┌─ THE RECORDS

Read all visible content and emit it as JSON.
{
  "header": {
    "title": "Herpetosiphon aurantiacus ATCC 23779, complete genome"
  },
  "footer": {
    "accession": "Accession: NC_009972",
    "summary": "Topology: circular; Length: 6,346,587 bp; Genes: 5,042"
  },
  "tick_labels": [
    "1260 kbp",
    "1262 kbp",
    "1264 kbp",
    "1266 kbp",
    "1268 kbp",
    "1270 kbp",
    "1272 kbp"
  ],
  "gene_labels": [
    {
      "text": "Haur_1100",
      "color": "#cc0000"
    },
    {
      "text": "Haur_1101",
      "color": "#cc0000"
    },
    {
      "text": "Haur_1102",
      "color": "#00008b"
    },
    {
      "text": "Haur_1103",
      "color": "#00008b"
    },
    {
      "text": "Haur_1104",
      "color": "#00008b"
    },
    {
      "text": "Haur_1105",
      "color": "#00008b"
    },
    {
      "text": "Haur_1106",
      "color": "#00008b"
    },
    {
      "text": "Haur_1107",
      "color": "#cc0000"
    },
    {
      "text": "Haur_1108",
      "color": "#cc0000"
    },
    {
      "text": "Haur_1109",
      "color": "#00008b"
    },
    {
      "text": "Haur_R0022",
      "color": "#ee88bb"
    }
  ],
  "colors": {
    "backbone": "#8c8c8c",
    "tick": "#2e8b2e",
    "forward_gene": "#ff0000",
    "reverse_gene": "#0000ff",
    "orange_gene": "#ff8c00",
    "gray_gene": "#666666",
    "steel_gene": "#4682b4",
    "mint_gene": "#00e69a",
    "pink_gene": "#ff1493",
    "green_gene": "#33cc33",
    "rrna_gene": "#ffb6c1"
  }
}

└─
┌─ THE RECORDS

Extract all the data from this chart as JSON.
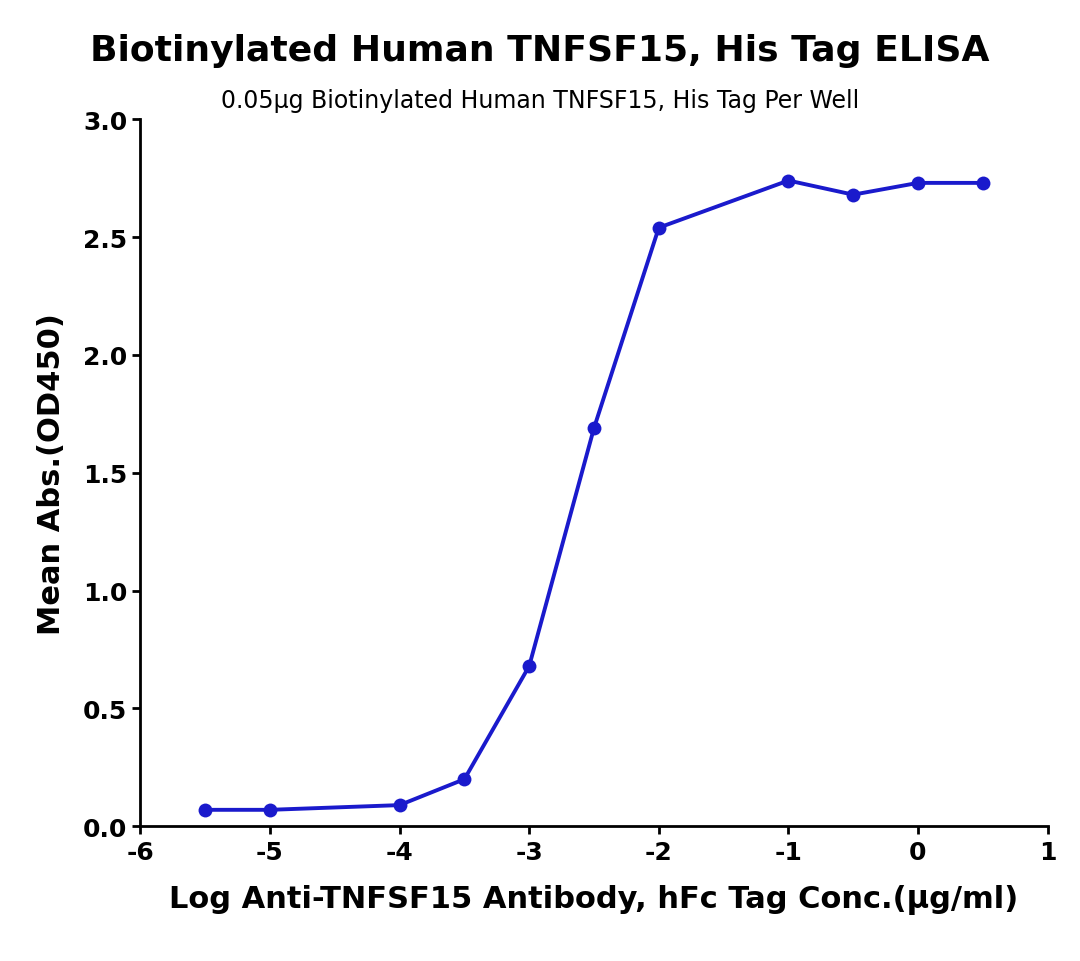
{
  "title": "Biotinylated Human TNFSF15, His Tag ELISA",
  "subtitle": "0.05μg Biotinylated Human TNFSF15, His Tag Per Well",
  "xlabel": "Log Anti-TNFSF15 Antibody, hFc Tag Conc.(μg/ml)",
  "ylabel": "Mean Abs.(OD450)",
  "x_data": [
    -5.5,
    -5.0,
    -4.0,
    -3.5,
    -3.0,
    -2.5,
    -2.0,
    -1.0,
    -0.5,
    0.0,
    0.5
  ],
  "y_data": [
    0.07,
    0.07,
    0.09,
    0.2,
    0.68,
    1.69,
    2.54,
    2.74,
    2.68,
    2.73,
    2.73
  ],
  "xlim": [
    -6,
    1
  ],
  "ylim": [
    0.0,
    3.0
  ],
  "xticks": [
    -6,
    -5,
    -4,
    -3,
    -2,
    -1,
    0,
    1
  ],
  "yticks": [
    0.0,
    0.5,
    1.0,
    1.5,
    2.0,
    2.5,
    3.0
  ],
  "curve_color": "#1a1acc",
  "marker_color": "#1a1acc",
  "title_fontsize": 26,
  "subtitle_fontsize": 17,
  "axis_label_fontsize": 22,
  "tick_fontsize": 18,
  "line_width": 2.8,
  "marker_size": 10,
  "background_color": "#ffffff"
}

└─

◆ WHAT YOU ARE ASKED TO DO: Tally the lines above that include the word "JSON"; answer with the total only.

◆ PROBLEM SOLUTION: 2